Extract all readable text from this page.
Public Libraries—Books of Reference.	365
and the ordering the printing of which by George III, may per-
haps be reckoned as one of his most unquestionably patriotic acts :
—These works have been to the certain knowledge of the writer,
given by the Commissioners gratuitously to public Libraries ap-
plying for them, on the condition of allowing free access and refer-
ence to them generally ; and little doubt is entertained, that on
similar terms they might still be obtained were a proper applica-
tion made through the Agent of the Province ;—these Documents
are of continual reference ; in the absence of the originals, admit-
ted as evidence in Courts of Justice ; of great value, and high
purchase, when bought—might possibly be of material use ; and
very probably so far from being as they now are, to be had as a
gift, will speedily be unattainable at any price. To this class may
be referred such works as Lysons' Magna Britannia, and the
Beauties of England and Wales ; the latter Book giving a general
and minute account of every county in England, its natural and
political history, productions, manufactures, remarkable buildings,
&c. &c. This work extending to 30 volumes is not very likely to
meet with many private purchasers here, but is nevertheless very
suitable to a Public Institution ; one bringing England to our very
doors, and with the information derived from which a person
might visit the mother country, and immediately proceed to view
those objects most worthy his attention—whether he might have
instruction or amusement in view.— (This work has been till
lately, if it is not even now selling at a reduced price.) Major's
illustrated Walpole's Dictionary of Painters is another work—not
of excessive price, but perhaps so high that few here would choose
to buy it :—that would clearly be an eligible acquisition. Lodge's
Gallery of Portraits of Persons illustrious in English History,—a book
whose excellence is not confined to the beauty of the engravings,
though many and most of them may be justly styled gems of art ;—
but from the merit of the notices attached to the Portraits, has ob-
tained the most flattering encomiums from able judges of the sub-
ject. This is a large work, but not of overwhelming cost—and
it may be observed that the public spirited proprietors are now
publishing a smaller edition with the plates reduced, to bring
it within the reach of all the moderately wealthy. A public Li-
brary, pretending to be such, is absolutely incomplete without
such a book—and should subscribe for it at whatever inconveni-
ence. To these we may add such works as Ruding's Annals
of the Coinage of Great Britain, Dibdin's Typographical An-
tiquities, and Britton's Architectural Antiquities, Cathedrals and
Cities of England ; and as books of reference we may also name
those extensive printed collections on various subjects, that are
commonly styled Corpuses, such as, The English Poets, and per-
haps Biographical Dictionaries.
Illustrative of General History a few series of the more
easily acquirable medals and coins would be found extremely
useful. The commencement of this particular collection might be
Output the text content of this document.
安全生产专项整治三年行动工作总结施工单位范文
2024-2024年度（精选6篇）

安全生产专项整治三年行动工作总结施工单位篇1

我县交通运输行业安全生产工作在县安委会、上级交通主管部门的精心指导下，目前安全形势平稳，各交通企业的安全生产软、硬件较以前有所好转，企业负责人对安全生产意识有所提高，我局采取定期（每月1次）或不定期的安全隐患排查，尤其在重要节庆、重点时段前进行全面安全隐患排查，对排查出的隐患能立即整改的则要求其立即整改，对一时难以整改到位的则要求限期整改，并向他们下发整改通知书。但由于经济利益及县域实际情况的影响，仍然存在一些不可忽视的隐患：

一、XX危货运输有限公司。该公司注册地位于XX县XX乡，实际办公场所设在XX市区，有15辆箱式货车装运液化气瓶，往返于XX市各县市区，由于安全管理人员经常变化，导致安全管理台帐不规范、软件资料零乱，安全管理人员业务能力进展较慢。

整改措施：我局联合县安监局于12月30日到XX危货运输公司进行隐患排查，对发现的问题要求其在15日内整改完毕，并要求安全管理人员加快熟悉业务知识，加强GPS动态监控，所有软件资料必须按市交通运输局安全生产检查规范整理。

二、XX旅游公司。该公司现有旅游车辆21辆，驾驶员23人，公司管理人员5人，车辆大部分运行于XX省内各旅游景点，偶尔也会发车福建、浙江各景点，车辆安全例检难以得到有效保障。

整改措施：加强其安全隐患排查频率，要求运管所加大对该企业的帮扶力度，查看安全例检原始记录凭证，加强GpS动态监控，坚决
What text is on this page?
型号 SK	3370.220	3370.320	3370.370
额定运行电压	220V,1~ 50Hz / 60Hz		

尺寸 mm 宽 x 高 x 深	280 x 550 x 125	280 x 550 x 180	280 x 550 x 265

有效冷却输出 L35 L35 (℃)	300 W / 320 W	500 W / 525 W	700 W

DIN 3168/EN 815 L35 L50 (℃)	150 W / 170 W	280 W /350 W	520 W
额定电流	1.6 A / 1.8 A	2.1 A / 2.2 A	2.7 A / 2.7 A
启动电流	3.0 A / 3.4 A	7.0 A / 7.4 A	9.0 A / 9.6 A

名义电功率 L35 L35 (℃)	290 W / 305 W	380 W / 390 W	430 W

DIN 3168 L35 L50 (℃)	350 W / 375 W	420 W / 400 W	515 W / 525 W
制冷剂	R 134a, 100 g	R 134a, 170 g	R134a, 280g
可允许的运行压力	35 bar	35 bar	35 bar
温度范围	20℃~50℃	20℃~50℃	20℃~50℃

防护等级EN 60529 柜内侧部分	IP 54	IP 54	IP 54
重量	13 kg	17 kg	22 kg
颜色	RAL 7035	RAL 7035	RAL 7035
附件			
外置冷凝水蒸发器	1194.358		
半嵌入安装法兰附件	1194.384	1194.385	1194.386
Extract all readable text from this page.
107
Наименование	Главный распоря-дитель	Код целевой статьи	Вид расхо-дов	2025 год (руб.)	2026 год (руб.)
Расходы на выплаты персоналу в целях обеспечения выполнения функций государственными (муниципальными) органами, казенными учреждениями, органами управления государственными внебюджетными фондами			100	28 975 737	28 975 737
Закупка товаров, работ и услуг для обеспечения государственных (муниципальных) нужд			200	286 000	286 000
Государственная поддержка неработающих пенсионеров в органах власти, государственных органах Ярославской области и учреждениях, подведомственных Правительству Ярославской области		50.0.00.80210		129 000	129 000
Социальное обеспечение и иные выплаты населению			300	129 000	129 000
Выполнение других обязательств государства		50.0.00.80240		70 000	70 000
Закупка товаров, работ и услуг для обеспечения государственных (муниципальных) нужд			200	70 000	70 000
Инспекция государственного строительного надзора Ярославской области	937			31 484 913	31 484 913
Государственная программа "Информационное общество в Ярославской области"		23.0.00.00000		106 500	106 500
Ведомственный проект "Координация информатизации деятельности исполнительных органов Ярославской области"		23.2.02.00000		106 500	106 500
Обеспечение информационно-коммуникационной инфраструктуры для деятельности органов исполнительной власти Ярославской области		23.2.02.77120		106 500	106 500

**GIVEN INSTRUCTION:** Copy all lines from the data that hold the word "high".

**EXERCISE OUTPUT:**
ted as evidence in Courts of Justice ; of great value, and high
of excessive price, but perhaps so high that few here would choose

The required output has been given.